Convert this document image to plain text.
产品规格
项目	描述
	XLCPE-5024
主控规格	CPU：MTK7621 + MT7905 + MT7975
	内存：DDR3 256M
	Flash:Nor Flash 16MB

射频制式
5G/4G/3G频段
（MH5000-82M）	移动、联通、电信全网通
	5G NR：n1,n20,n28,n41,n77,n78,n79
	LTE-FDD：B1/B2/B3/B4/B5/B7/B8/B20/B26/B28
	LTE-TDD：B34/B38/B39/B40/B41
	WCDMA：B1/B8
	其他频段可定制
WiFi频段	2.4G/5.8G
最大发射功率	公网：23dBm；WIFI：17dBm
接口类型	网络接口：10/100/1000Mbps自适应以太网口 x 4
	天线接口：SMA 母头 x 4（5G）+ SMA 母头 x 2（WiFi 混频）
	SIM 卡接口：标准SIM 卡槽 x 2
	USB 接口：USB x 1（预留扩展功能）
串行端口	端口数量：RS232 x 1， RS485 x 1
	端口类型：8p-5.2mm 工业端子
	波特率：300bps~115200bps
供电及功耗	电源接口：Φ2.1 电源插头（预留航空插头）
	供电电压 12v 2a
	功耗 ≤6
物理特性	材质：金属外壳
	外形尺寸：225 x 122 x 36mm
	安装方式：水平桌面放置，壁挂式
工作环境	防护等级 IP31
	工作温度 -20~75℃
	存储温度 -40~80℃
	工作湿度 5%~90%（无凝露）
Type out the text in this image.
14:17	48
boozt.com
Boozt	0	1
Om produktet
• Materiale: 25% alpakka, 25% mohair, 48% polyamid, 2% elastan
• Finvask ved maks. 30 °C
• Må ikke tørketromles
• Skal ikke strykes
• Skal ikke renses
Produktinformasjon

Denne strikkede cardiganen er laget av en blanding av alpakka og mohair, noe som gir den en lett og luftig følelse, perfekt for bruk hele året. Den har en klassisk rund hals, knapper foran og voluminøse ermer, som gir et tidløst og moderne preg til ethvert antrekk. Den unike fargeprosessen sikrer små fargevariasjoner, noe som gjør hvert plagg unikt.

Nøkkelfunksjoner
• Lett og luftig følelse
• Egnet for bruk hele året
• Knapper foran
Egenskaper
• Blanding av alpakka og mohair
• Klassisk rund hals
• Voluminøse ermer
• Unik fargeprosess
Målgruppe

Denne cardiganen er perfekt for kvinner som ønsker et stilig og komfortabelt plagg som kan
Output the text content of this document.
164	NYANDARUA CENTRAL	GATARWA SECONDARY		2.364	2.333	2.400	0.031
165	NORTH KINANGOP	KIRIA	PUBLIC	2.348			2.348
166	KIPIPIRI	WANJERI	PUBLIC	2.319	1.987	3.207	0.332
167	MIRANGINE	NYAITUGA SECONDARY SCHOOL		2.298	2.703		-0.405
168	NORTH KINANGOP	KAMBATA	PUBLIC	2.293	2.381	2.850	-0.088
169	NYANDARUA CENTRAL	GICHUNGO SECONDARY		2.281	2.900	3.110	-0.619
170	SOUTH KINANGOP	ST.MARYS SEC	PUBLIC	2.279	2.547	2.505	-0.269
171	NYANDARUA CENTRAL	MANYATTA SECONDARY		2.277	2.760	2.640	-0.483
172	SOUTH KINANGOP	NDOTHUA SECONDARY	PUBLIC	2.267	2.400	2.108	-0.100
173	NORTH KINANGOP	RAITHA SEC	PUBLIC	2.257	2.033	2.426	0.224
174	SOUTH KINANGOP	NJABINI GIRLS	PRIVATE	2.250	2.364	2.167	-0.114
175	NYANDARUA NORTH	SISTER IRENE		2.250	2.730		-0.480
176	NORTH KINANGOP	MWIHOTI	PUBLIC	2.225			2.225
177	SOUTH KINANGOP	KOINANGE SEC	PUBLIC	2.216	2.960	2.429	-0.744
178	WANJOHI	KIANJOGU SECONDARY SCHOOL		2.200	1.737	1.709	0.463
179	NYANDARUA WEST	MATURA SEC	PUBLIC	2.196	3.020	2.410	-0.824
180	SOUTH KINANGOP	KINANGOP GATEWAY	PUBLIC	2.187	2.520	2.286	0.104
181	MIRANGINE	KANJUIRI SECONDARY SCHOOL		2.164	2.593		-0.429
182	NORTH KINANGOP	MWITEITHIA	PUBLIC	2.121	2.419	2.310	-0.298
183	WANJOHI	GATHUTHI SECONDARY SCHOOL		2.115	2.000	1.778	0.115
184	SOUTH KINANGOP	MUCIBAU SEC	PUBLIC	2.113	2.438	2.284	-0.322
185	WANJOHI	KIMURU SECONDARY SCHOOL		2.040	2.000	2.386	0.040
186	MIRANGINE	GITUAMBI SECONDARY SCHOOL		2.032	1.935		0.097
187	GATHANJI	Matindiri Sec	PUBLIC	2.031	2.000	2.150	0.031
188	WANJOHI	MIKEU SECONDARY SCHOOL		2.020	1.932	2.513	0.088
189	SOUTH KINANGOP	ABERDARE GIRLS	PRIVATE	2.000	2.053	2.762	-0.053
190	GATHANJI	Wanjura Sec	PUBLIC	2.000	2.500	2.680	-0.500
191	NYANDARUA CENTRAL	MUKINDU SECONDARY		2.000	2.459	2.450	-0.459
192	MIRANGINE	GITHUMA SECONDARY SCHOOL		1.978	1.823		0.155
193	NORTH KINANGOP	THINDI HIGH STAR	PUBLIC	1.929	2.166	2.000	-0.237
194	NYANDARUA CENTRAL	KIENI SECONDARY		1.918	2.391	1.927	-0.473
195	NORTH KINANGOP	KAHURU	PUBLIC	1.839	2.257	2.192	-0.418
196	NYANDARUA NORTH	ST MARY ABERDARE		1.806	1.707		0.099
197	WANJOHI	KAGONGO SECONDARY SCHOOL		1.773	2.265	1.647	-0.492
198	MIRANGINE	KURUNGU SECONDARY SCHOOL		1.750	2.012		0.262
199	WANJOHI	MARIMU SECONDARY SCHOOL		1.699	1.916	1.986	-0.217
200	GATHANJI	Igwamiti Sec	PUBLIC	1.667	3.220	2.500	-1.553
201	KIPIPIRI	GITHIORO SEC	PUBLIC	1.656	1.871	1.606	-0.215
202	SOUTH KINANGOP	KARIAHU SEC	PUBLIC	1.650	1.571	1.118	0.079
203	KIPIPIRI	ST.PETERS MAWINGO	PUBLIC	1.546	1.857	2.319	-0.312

---------------

Which lines above contain the word "GATHANJI"? Copy each of them.

* **EXPECTED ANSWER**
187	GATHANJI	Matindiri Sec	PUBLIC	2.031	2.000	2.150	0.031
190	GATHANJI	Wanjura Sec	PUBLIC	2.000	2.500	2.680	-0.500
200	GATHANJI	Igwamiti Sec	PUBLIC	1.667	3.220	2.500	-1.553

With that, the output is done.